■ Text passage:
====================

Not only does this make more sense, but it’s also something that Microsoft is uniquely positioned to provide. As a long term supplier of back office / on premise software, they’ve already got a foot in the door of many companies data centres. Improvements to Azure Stack and Azure’s IoT offerings allow logic to be moved between Azure’s cloud, to on premise data centres, and even to embedded edge devices.

Azure IoT Edge. is an example of how logic can move between the cloud and edge devices through a single management infrastructure:

  • Run AI at the edge to reduce latency and allow for offline-scenarios
  • Perform analytics and proactive decisions at the edge
  • Move logic from cloud to edge at any time
  • Management of edge devices from a central location
  • Simplify development
  • Reduce bandwidth costs

While these tools are very interesting to me, I have a feeling we’re still a little way off. The innovations here are huge and not to be taken lightly and I expect more to come over the next few years.

Cortana and Bot Framework improvements

One of the more obvious changes is that Cortana has come out of the phone itself and she’s now coming to other devices like the Harman Kardon’s Invoke intelligent speaker. (Yes, this counts as an intelligent edge device!)

General improvements have been made around the Bot Framework too. It’s now easier than ever to use natural language for common actions like taking payments from users.

====================

Stored entries
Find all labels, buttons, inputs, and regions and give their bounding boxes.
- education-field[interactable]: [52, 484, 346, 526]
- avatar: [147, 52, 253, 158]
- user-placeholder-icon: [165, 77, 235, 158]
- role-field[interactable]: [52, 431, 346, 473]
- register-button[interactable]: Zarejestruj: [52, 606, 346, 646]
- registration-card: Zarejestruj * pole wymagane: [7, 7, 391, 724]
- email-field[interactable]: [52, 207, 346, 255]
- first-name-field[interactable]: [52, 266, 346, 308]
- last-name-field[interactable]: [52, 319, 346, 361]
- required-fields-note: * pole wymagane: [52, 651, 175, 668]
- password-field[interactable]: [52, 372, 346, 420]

====================

■ The tasks:
1. Rewrite the paragraph of the passage on Microsoft's cloud and edge offerings that begins "Not only does this make more sense" in a shorter form, keeping its main facts.
2. Render the part of the listing that runs from its start through the line containing "- last-name-field[interactable]: [52, 319, 346, 361]" as a Markdown table with the columns n and Line. Leave out any blank lines.

■ Answers per task:
1. This approach is one Microsoft is uniquely placed to offer. As a longtime supplier of back-office and on-premise software, it already has a presence in many companies' data centers. Improvements to Azure Stack and Azure's IoT offerings let logic move between Azure's cloud, on-premise data centers and embedded edge devices.

2.
| n | Line |
|---|---|
| 1 | Find all labels, buttons, inputs, and regions and give their bounding boxes. |
| 2 | - education-field[interactable]: [52, 484, 346, 526] |
| 3 | - avatar: [147, 52, 253, 158] |
| 4 | - user-placeholder-icon: [165, 77, 235, 158] |
| 5 | - role-field[interactable]: [52, 431, 346, 473] |
| 6 | - register-button[interactable]: Zarejestruj: [52, 606, 346, 646] |
| 7 | - registration-card: Zarejestruj * pole wymagane: [7, 7, 391, 724] |
| 8 | - email-field[interactable]: [52, 207, 346, 255] |
| 9 | - first-name-field[interactable]: [52, 266, 346, 308] |
| 10 | - last-name-field[interactable]: [52, 319, 346, 361] |